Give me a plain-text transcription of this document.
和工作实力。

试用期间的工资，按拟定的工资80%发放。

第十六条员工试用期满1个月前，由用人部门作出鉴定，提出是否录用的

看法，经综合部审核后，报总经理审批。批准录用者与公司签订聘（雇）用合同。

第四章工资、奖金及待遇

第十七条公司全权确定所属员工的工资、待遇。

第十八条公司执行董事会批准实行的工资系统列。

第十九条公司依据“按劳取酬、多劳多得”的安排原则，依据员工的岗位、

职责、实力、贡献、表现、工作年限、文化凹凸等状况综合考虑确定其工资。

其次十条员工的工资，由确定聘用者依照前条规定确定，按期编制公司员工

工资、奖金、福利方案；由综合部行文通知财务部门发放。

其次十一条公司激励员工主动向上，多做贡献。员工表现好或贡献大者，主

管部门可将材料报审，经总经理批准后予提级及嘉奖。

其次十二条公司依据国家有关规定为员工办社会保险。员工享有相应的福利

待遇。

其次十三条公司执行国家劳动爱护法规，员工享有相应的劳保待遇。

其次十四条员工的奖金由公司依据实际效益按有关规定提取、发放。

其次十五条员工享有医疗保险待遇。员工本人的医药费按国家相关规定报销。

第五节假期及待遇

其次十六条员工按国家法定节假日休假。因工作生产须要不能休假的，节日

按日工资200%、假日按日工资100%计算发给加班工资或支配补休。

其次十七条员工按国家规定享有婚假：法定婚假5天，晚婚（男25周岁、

◆ ◆ ◆ ◆ ◆

All of the material must be reproduced exactly.

**SOLUTION BELOW:**
Give me a plain-text transcription of this document.
和工作实力。

试用期间的工资，按拟定的工资80%发放。

第十六条员工试用期满1个月前，由用人部门作出鉴定，提出是否录用的

看法，经综合部审核后，报总经理审批。批准录用者与公司签订聘（雇）用合同。

第四章工资、奖金及待遇

第十七条公司全权确定所属员工的工资、待遇。

第十八条公司执行董事会批准实行的工资系统列。

第十九条公司依据“按劳取酬、多劳多得”的安排原则，依据员工的岗位、

职责、实力、贡献、表现、工作年限、文化凹凸等状况综合考虑确定其工资。

其次十条员工的工资，由确定聘用者依照前条规定确定，按期编制公司员工

工资、奖金、福利方案；由综合部行文通知财务部门发放。

其次十一条公司激励员工主动向上，多做贡献。员工表现好或贡献大者，主

管部门可将材料报审，经总经理批准后予提级及嘉奖。

其次十二条公司依据国家有关规定为员工办社会保险。员工享有相应的福利

待遇。

其次十三条公司执行国家劳动爱护法规，员工享有相应的劳保待遇。

其次十四条员工的奖金由公司依据实际效益按有关规定提取、发放。

其次十五条员工享有医疗保险待遇。员工本人的医药费按国家相关规定报销。

第五节假期及待遇

其次十六条员工按国家法定节假日休假。因工作生产须要不能休假的，节日

按日工资200%、假日按日工资100%计算发给加班工资或支配补休。

其次十七条员工按国家规定享有婚假：法定婚假5天，晚婚（男25周岁、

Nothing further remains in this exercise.